> TASK DESCRIPTION: Leave out the pictures and repeat the data exactly.

A run of records

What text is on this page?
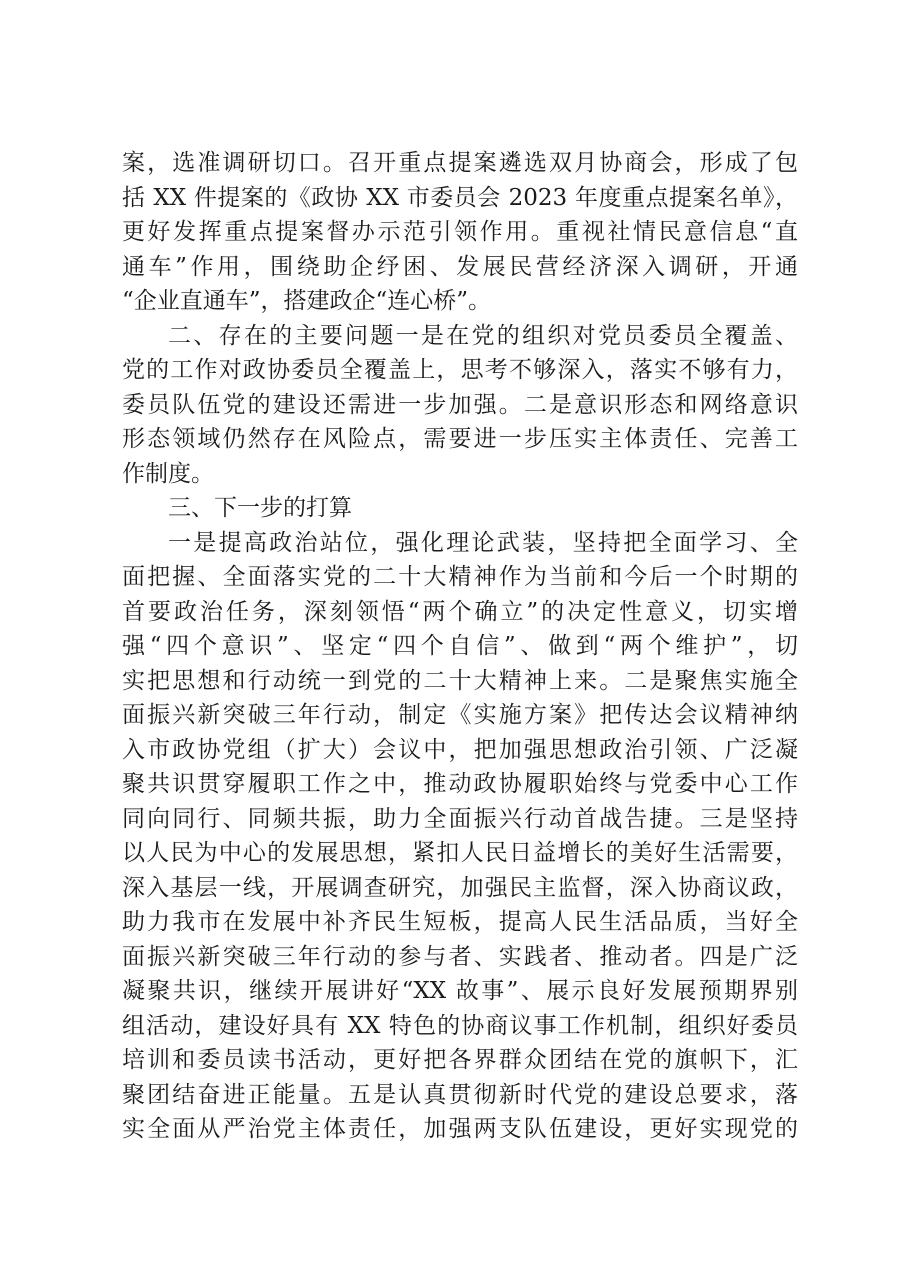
案，选准调研切口。召开重点提案遴选双月协商会，形成了包
括 XX 件提案的《政协 XX 市委员会 2023 年度重点提案名单》，
更好发挥重点提案督办示范引领作用。重视社情民意信息“直
通车”作用，围绕助企纾困、发展民营经济深入调研，开通
“企业直通车”，搭建政企“连心桥”。
二、存在的主要问题一是在党的组织对党员委员全覆盖、
党的工作对政协委员全覆盖上，思考不够深入，落实不够有力，
委员队伍党的建设还需进一步加强。二是意识形态和网络意识
形态领域仍然存在风险点，需要进一步压实主体责任、完善工
作制度。
三、下一步的打算
一是提高政治站位，强化理论武装，坚持把全面学习、全
面把握、全面落实党的二十大精神作为当前和今后一个时期的
首要政治任务，深刻领悟“两个确立”的决定性意义，切实增
强“四个意识”、坚定“四个自信”、做到“两个维护”，切
实把思想和行动统一到党的二十大精神上来。二是聚焦实施全
面振兴新突破三年行动，制定《实施方案》把传达会议精神纳
入市政协党组（扩大）会议中，把加强思想政治引领、广泛凝
聚共识贯穿履职工作之中，推动政协履职始终与党委中心工作
同向同行、同频共振，助力全面振兴行动首战告捷。三是坚持
以人民为中心的发展思想，紧扣人民日益增长的美好生活需要，
深入基层一线，开展调查研究，加强民主监督，深入协商议政，
助力我市在发展中补齐民生短板，提高人民生活品质，当好全
面振兴新突破三年行动的参与者、实践者、推动者。四是广泛
凝聚共识，继续开展讲好“XX 故事”、展示良好发展预期界别
组活动，建设好具有 XX 特色的协商议事工作机制，组织好委员
培训和委员读书活动，更好把各界群众团结在党的旗帜下，汇
聚团结奋进正能量。五是认真贯彻新时代党的建设总要求，落
实全面从严治党主体责任，加强两支队伍建设，更好实现党的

> WORKED SOLUTION:
What text is on this page?
案，选准调研切口。召开重点提案遴选双月协商会，形成了包
括 XX 件提案的《政协 XX 市委员会 2023 年度重点提案名单》，
更好发挥重点提案督办示范引领作用。重视社情民意信息“直
通车”作用，围绕助企纾困、发展民营经济深入调研，开通
“企业直通车”，搭建政企“连心桥”。
二、存在的主要问题一是在党的组织对党员委员全覆盖、
党的工作对政协委员全覆盖上，思考不够深入，落实不够有力，
委员队伍党的建设还需进一步加强。二是意识形态和网络意识
形态领域仍然存在风险点，需要进一步压实主体责任、完善工
作制度。
三、下一步的打算
一是提高政治站位，强化理论武装，坚持把全面学习、全
面把握、全面落实党的二十大精神作为当前和今后一个时期的
首要政治任务，深刻领悟“两个确立”的决定性意义，切实增
强“四个意识”、坚定“四个自信”、做到“两个维护”，切
实把思想和行动统一到党的二十大精神上来。二是聚焦实施全
面振兴新突破三年行动，制定《实施方案》把传达会议精神纳
入市政协党组（扩大）会议中，把加强思想政治引领、广泛凝
聚共识贯穿履职工作之中，推动政协履职始终与党委中心工作
同向同行、同频共振，助力全面振兴行动首战告捷。三是坚持
以人民为中心的发展思想，紧扣人民日益增长的美好生活需要，
深入基层一线，开展调查研究，加强民主监督，深入协商议政，
助力我市在发展中补齐民生短板，提高人民生活品质，当好全
面振兴新突破三年行动的参与者、实践者、推动者。四是广泛
凝聚共识，继续开展讲好“XX 故事”、展示良好发展预期界别
组活动，建设好具有 XX 特色的协商议事工作机制，组织好委员
培训和委员读书活动，更好把各界群众团结在党的旗帜下，汇
聚团结奋进正能量。五是认真贯彻新时代党的建设总要求，落
实全面从严治党主体责任，加强两支队伍建设，更好实现党的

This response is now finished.